Data entries
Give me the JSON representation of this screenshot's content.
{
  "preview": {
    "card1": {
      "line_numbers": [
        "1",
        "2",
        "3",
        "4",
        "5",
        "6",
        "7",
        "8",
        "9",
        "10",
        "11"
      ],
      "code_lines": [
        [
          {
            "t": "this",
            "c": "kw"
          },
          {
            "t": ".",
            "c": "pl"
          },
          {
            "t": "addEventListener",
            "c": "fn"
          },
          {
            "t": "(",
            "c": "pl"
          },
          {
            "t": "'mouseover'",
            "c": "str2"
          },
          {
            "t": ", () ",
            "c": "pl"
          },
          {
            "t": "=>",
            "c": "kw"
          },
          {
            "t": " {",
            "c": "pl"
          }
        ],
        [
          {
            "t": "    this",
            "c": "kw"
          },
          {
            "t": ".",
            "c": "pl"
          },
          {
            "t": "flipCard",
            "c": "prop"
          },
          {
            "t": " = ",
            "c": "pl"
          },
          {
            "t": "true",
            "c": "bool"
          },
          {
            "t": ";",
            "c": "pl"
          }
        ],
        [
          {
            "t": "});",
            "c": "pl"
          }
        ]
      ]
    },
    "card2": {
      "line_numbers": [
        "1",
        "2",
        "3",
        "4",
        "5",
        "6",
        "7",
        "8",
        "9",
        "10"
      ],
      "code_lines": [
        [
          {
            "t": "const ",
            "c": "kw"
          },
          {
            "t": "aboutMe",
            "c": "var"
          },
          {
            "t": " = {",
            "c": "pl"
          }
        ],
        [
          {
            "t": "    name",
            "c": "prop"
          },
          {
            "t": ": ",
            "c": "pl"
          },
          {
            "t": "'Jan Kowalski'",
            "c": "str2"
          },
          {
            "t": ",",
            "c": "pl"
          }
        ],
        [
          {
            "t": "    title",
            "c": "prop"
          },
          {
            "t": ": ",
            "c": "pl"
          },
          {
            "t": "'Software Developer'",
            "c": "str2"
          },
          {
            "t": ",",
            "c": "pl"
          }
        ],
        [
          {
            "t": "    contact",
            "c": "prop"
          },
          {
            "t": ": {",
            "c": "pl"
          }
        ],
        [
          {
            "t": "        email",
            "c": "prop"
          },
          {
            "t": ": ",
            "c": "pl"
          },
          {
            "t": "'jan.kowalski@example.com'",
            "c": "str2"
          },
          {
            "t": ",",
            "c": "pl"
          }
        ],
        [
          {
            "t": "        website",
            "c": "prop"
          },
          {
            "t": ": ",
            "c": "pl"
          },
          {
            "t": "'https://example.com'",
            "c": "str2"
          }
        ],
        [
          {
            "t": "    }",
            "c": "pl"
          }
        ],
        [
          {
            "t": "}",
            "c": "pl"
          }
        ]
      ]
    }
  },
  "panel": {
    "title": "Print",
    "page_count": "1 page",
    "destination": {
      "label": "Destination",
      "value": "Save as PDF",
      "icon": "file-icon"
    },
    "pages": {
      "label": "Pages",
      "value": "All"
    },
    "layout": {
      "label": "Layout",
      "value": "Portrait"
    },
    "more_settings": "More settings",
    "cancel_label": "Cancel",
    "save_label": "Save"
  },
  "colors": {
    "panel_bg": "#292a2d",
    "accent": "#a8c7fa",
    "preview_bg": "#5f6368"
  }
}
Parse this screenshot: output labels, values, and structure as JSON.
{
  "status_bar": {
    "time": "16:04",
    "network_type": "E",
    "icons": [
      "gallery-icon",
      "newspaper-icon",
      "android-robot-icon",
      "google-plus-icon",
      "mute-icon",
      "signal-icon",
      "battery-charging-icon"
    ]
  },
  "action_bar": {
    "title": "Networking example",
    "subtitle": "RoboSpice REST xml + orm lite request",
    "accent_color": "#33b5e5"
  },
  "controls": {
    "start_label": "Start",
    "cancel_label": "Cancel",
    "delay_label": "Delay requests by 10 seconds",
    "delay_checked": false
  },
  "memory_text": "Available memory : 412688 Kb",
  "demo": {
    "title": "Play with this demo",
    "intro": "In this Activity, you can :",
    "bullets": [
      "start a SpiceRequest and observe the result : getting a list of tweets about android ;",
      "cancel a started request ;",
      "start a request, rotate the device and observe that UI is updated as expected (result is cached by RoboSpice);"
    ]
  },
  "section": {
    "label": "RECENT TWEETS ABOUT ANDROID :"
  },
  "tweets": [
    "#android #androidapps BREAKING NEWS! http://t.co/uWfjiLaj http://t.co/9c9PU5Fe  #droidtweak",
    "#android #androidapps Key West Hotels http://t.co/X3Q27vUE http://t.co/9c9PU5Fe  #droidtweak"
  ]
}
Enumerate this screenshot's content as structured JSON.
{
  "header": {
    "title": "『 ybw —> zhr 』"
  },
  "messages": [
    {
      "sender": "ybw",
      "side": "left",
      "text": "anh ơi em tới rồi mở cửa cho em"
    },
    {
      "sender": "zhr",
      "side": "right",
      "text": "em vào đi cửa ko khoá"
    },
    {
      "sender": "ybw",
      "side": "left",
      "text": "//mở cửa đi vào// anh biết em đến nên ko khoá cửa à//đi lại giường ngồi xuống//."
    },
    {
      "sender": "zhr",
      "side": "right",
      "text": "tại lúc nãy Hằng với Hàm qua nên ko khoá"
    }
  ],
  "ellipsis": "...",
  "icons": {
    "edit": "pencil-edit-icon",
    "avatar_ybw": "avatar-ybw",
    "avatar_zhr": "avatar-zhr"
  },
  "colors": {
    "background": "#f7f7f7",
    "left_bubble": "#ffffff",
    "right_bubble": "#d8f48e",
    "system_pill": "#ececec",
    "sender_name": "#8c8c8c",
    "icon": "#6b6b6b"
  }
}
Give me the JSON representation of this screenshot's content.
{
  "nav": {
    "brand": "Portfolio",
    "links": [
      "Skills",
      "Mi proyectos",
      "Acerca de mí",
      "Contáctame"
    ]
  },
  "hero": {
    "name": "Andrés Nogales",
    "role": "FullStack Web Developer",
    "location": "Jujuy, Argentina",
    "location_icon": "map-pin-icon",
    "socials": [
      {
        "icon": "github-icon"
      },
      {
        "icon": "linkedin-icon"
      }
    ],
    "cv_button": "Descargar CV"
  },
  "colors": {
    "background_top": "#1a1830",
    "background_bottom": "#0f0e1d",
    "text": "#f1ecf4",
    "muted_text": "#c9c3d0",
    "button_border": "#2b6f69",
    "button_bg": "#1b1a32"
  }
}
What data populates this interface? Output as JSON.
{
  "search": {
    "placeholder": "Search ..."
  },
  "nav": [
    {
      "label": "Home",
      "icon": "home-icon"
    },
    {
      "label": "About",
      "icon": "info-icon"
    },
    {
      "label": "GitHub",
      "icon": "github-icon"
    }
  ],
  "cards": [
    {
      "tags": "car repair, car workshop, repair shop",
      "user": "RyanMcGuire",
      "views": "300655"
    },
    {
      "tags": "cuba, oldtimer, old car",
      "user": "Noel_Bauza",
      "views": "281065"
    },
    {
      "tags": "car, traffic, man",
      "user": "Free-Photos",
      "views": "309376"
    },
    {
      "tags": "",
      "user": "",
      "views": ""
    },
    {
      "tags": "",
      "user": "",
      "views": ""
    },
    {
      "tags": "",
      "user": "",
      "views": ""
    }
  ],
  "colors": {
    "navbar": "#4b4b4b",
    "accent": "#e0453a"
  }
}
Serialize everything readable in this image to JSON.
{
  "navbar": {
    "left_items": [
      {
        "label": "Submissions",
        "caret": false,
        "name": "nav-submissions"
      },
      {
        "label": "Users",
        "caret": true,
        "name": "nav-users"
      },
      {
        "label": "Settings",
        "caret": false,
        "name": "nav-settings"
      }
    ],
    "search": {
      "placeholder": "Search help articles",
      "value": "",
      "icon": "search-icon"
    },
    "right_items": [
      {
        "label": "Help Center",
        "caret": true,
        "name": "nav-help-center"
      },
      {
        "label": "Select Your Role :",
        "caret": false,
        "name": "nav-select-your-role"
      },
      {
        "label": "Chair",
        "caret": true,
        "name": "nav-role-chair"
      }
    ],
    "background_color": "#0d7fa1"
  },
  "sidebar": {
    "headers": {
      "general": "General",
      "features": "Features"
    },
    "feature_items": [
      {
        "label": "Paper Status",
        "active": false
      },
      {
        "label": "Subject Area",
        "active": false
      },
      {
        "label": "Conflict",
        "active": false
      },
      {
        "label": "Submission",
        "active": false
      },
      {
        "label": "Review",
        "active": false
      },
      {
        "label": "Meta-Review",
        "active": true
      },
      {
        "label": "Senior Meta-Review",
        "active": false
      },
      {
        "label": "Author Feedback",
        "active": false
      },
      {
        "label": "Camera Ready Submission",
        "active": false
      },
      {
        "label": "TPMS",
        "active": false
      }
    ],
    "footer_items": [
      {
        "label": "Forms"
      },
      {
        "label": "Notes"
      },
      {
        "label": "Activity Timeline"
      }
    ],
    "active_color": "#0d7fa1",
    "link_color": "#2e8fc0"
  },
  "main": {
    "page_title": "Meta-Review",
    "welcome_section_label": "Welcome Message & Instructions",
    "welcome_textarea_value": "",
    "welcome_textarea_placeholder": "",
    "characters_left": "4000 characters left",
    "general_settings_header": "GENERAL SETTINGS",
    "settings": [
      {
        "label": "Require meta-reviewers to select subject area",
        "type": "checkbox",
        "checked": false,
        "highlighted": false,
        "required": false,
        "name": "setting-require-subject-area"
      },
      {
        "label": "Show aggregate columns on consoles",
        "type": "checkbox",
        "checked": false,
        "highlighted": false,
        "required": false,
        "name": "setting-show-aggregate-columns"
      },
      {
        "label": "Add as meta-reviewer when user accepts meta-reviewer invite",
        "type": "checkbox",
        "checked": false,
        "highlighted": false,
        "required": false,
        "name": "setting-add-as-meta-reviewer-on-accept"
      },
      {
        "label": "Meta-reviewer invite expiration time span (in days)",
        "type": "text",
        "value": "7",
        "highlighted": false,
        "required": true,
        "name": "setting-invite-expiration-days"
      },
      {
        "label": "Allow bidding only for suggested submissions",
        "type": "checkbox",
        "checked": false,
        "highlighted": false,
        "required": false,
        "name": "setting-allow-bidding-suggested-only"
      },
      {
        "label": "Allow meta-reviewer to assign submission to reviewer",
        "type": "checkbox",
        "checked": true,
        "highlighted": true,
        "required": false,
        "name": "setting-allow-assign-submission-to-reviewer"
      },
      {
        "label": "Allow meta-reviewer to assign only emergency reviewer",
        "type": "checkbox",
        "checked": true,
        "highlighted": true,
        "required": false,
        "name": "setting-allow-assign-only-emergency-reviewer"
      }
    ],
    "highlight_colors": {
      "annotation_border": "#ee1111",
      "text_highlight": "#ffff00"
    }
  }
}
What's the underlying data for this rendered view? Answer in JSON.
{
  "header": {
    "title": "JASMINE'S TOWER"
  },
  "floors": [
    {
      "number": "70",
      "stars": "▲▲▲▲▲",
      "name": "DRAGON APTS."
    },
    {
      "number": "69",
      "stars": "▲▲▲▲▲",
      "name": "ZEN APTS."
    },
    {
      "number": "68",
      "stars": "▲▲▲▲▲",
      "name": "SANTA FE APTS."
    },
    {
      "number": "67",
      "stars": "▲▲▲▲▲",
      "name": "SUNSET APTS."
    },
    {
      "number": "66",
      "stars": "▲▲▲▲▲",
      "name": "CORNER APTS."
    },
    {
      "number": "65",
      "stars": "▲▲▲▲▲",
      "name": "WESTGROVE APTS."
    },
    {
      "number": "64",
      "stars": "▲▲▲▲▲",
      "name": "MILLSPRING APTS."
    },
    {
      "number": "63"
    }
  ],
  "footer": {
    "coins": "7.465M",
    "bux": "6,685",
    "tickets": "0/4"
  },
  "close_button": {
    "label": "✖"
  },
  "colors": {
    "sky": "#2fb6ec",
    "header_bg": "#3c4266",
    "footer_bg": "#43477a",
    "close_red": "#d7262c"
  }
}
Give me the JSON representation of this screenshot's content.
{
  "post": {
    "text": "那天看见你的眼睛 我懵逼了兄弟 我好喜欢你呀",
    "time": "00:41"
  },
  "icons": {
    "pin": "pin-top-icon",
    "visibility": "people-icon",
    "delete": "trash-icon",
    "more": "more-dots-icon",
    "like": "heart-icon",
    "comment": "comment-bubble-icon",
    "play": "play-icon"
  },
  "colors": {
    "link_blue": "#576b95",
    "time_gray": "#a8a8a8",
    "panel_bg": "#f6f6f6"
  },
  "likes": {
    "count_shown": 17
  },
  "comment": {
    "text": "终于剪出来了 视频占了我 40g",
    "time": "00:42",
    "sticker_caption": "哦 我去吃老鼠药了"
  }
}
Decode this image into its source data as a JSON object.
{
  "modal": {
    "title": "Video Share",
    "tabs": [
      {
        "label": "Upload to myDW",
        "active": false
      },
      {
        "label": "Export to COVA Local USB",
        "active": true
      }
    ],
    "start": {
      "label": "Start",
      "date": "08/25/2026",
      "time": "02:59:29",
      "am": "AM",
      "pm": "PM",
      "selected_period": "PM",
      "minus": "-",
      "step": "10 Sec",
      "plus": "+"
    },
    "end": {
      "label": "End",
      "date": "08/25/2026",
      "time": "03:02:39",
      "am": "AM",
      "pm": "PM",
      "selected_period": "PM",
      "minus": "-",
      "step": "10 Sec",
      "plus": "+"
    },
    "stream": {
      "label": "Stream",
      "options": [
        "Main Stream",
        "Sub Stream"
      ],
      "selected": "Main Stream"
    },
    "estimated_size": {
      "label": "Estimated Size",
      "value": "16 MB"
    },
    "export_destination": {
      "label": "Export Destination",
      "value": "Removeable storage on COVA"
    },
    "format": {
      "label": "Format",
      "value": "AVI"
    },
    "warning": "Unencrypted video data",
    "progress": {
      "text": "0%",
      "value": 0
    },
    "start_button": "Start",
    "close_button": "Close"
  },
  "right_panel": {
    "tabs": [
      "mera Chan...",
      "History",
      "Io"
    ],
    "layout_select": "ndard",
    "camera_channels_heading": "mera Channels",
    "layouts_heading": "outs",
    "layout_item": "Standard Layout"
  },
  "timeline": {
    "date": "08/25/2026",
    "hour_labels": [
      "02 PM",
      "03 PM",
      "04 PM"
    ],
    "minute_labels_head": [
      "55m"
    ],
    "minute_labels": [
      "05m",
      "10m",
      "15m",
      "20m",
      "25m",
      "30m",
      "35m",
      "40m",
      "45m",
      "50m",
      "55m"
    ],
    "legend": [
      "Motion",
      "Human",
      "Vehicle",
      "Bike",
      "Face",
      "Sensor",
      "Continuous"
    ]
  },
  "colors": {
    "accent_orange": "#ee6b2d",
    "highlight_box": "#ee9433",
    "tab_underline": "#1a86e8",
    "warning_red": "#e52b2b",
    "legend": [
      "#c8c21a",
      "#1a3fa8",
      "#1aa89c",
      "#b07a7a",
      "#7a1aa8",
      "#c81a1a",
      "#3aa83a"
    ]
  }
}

**WRITTEN REQUEST**:
Show every line from the listing above in which the string "result" appears.

**FINISHED EXERCISE**:
      "start a SpiceRequest and observe the result : getting a list of tweets about android ;",
      "start a request, rotate the device and observe that UI is updated as expected (result is cached by RoboSpice);"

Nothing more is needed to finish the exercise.